Problem to solve: What number of lines in the material contain the word "soaking"? Give that number alone.

Records supplied:
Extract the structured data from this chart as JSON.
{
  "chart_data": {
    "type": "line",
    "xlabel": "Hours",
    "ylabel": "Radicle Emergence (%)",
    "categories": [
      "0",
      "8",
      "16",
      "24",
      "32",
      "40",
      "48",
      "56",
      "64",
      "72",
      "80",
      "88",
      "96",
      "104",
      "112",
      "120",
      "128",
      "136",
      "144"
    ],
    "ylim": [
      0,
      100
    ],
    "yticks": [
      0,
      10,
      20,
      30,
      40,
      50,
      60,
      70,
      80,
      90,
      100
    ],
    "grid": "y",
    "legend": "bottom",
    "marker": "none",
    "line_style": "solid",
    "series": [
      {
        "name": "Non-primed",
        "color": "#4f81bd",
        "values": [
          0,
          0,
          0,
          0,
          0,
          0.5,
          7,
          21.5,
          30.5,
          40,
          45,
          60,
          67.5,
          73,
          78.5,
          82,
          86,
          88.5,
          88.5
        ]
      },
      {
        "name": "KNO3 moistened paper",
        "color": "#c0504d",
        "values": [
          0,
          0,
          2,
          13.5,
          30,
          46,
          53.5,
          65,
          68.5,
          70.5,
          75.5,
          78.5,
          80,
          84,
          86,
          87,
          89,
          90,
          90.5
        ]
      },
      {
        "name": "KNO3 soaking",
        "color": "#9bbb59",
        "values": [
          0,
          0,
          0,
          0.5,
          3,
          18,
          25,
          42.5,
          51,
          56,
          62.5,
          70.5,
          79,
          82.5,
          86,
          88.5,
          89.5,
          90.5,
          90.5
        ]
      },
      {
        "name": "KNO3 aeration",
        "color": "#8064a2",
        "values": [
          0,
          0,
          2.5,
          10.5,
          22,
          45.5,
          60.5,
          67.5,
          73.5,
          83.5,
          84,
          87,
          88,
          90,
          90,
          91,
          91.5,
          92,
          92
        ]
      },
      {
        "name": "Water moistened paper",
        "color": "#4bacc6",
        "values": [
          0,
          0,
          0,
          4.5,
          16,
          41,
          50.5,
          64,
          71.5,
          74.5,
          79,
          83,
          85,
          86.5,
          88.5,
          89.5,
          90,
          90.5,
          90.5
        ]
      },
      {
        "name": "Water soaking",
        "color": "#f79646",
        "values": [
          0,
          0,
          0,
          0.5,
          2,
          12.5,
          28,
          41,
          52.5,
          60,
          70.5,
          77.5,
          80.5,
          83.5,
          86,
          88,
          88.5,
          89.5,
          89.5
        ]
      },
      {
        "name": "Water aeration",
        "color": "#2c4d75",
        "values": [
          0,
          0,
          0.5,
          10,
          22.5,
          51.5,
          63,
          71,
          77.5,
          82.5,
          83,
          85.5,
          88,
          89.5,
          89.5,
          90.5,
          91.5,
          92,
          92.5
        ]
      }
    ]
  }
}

Response to this exercise: 2